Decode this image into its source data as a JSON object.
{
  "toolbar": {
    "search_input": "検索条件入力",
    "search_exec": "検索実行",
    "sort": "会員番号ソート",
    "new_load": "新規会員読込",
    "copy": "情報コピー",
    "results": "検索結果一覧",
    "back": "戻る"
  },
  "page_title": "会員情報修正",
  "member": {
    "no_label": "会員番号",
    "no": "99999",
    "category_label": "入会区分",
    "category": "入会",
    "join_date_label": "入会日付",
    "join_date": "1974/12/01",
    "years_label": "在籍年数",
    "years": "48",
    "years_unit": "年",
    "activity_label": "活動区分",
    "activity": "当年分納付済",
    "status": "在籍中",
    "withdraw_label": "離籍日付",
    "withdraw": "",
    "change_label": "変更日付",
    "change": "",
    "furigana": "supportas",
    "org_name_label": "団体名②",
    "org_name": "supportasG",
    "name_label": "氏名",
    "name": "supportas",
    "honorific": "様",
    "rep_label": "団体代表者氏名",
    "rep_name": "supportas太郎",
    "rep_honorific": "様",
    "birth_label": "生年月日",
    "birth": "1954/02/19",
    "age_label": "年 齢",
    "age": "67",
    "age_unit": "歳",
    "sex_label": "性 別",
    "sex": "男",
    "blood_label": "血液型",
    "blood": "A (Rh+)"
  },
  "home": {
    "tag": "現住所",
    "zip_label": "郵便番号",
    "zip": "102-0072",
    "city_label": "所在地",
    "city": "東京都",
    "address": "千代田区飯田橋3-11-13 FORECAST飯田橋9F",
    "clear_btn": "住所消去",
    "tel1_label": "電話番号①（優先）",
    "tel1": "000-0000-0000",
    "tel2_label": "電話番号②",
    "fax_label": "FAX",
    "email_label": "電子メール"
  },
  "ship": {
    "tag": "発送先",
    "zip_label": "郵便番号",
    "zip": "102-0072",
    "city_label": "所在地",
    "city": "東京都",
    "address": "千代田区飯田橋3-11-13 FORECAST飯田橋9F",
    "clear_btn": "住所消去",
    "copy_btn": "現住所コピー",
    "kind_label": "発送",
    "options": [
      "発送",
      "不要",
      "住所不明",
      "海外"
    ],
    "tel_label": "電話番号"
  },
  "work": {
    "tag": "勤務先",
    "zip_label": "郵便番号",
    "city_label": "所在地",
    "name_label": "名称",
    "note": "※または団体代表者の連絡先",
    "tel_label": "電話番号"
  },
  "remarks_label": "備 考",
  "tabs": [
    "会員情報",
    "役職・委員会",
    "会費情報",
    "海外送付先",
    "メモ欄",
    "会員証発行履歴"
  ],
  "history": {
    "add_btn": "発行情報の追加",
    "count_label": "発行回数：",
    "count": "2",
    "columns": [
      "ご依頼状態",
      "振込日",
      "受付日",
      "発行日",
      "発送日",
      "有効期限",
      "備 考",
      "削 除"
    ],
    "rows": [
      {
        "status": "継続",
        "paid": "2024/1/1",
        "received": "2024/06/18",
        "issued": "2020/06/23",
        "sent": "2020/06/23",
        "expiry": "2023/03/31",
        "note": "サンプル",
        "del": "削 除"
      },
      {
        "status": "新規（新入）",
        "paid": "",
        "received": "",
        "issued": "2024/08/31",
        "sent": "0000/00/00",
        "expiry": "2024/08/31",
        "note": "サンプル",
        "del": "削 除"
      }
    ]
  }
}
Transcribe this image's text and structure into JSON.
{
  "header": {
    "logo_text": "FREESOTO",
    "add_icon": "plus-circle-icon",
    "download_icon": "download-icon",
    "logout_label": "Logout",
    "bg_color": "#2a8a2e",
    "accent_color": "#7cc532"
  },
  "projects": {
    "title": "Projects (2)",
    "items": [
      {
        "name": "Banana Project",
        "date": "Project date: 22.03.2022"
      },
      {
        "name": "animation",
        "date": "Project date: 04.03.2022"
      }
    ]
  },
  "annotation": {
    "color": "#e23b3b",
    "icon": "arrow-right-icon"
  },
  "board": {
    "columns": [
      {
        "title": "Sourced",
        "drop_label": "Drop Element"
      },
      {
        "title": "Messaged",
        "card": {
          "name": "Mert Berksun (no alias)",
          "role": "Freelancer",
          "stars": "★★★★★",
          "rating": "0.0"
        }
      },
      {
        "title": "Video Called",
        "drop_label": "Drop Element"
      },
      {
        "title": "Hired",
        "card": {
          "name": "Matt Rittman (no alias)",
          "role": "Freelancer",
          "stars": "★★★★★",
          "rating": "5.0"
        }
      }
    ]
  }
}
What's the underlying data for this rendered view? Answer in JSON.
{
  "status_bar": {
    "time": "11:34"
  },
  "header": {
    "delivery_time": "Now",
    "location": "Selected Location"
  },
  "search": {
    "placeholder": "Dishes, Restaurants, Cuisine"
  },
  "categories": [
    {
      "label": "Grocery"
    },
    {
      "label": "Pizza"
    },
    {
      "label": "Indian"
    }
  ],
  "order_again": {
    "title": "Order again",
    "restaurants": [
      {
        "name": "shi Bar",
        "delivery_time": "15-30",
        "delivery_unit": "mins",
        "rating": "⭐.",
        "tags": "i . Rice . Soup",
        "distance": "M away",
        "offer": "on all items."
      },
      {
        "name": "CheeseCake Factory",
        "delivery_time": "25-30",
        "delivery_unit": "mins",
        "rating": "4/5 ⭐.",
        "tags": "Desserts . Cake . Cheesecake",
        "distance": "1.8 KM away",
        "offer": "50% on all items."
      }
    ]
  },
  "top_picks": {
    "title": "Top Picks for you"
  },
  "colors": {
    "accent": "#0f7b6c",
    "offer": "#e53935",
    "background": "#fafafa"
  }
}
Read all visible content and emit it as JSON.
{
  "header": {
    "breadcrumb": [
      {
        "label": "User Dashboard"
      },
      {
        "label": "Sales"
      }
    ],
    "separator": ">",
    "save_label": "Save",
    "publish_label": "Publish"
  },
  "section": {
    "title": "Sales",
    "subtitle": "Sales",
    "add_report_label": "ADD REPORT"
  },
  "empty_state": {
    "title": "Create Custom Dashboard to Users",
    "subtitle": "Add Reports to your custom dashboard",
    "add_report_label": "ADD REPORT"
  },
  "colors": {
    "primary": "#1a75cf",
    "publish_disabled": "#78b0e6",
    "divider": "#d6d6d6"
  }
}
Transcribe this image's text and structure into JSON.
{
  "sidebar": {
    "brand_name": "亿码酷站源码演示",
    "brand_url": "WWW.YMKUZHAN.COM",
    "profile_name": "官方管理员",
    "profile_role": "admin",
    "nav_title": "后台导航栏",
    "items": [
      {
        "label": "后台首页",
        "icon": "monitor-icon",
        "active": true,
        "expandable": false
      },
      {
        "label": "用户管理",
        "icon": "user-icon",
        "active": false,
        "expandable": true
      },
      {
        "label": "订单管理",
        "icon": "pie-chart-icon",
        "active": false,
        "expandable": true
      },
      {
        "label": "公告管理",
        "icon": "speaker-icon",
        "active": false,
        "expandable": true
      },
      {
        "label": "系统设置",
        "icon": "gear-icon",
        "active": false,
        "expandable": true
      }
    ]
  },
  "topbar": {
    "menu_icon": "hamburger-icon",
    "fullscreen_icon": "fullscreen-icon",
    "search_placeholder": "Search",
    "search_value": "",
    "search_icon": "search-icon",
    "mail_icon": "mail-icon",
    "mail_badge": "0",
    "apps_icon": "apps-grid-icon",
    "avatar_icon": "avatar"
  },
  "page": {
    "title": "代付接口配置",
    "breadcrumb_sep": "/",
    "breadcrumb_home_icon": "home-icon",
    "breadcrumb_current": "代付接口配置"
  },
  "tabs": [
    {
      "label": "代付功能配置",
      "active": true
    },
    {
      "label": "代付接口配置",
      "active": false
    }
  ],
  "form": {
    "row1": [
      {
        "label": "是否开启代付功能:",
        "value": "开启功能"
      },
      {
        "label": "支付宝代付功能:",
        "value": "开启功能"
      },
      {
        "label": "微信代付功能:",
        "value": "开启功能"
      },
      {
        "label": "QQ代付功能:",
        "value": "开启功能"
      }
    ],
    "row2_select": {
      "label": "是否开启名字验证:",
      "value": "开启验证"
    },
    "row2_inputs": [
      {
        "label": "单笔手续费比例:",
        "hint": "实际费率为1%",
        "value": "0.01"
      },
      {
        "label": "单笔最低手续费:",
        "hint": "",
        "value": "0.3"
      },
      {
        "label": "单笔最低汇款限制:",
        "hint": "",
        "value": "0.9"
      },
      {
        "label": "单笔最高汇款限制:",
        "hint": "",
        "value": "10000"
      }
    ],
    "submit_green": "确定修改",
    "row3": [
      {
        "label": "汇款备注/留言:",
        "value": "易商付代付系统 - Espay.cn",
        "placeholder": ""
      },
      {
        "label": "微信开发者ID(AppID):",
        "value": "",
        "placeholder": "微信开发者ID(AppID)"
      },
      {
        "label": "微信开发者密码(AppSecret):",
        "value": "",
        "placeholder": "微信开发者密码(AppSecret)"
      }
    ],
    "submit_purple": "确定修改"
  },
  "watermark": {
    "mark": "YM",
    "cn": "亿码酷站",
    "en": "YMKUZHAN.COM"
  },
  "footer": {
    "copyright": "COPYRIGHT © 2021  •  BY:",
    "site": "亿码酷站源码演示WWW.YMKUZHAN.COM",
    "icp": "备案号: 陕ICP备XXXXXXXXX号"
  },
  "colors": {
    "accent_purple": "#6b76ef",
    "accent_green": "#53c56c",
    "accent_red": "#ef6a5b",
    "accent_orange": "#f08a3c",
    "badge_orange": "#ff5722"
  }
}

# Work to be completed
Identify every line holding the word "tags" and copy it out.

# In response
        "tags": "i . Rice . Soup",
        "tags": "Desserts . Cake . Cheesecake",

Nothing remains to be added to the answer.